[Dataset items]
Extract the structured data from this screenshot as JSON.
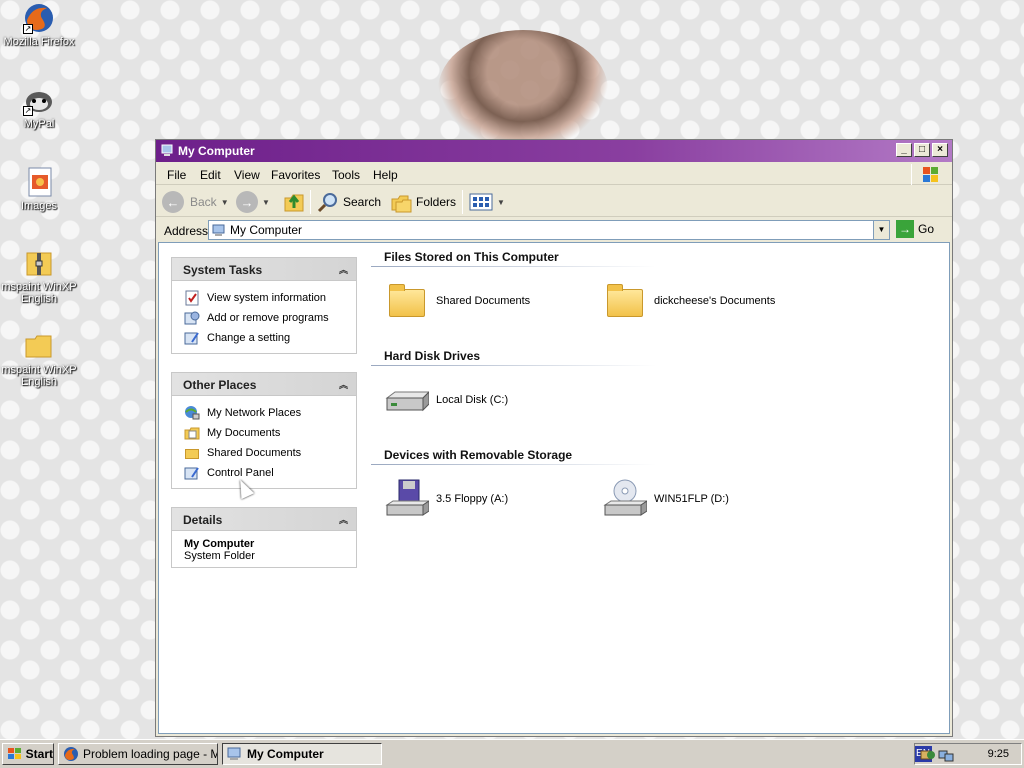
{
  "desktop": {
    "icons": [
      {
        "label": "Mozilla Firefox"
      },
      {
        "label": "MyPal"
      },
      {
        "label": "Images"
      },
      {
        "label": "mspaint WinXP English"
      },
      {
        "label": "mspaint WinXP English"
      }
    ]
  },
  "window": {
    "title": "My Computer",
    "menu": [
      "File",
      "Edit",
      "View",
      "Favorites",
      "Tools",
      "Help"
    ],
    "toolbar": {
      "back": "Back",
      "search": "Search",
      "folders": "Folders"
    },
    "address": {
      "label": "Address",
      "value": "My Computer",
      "go": "Go"
    }
  },
  "tasks": {
    "system": {
      "title": "System Tasks",
      "items": [
        "View system information",
        "Add or remove programs",
        "Change a setting"
      ]
    },
    "other": {
      "title": "Other Places",
      "items": [
        "My Network Places",
        "My Documents",
        "Shared Documents",
        "Control Panel"
      ]
    },
    "details": {
      "title": "Details",
      "name": "My Computer",
      "type": "System Folder"
    }
  },
  "groups": {
    "files": {
      "title": "Files Stored on This Computer",
      "items": [
        "Shared Documents",
        "dickcheese's Documents"
      ]
    },
    "disks": {
      "title": "Hard Disk Drives",
      "items": [
        "Local Disk (C:)"
      ]
    },
    "removable": {
      "title": "Devices with Removable Storage",
      "items": [
        "3.5 Floppy (A:)",
        "WIN51FLP (D:)"
      ]
    }
  },
  "taskbar": {
    "start": "Start",
    "tasks": [
      "Problem loading page - M...",
      "My Computer"
    ],
    "lang": "EN",
    "clock": "9:25"
  },
  "colors": {
    "title_bar": "#6d1f8a",
    "window_bg": "#ece9d8",
    "link": "#000000"
  }
}
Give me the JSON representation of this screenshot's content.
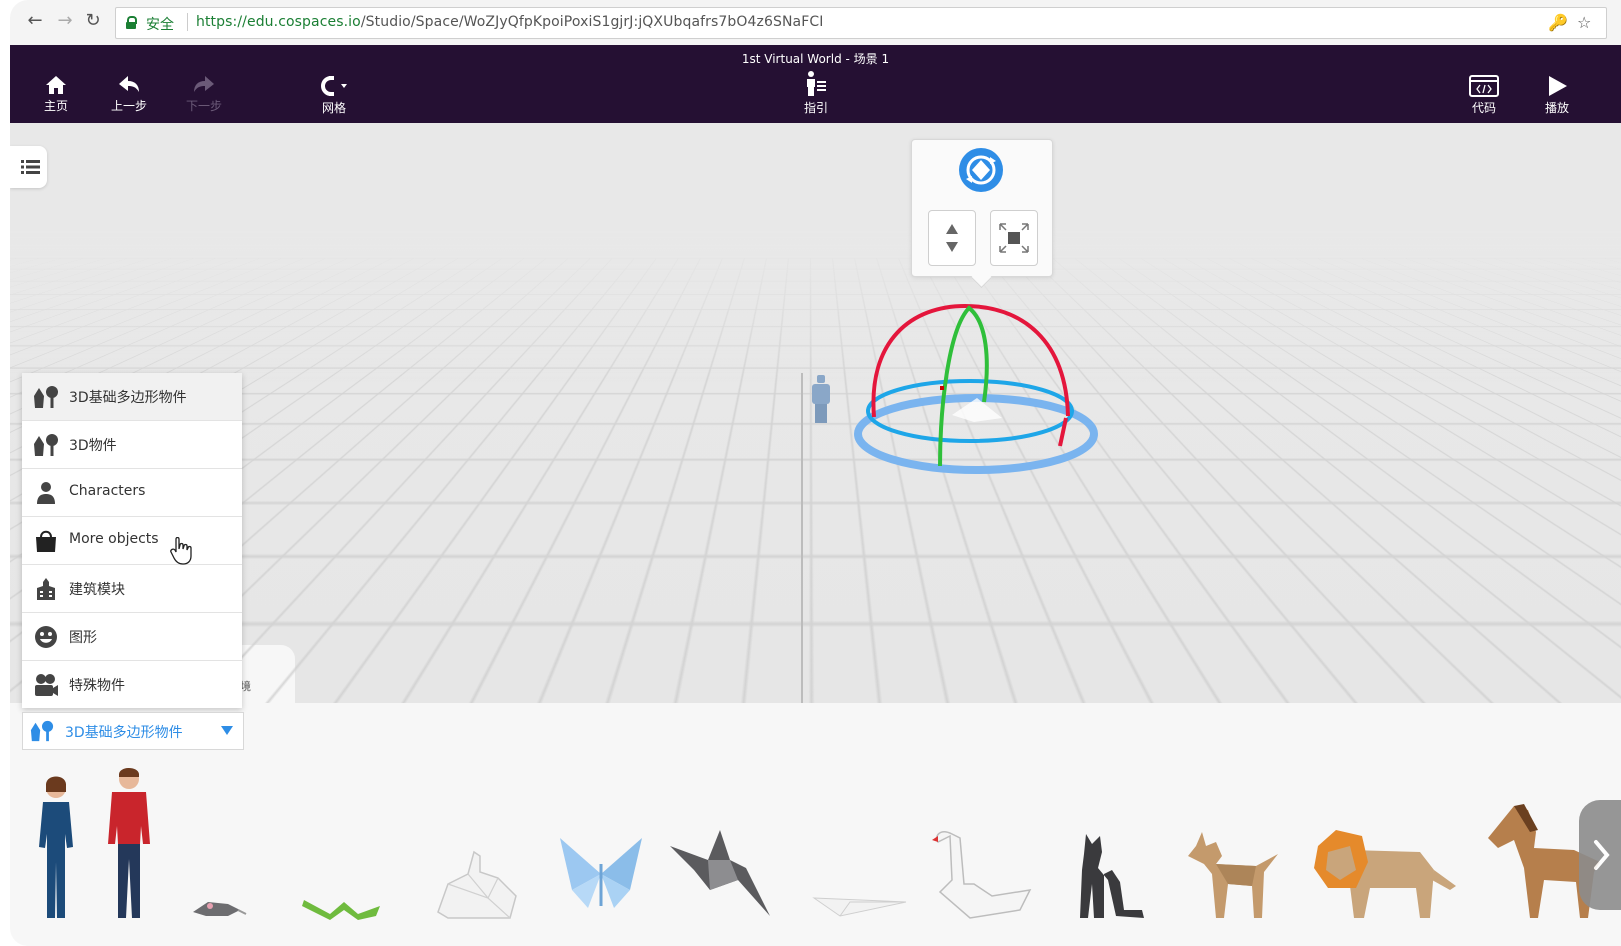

## [Exercise]
Locate the word "JSON" in the records above, and return each line that has it.

## [Solution]
Extract the structured data from this screenshot as JSON.
Give me the JSON representation of this screenshot's content.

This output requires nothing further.